-------- Provided records --------

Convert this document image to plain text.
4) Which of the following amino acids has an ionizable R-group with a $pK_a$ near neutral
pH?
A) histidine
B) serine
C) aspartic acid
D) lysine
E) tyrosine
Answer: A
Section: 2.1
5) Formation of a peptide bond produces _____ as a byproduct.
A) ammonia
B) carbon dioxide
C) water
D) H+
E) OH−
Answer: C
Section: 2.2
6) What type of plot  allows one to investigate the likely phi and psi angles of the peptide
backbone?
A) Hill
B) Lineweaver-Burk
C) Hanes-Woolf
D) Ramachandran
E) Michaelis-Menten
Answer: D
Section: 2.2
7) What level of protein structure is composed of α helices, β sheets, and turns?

--------

» Work required: How many lines of the data above include the word "What"? Only that number should be returned.

» Output for this exercise: 2